A run of records

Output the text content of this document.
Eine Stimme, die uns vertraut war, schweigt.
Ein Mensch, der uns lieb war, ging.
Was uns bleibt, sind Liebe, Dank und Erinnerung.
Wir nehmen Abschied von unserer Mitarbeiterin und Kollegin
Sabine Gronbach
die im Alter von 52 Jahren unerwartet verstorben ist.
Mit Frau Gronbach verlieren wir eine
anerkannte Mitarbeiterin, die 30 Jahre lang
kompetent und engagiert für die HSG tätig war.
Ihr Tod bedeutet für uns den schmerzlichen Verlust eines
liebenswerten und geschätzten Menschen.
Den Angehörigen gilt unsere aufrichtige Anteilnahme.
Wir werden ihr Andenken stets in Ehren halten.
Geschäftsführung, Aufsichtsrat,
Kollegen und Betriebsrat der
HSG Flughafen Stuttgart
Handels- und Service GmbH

* Challenge *
Copy all the lines above that hold the string "Gronbach".

* The response *
Sabine Gronbach
Mit Frau Gronbach verlieren wir eine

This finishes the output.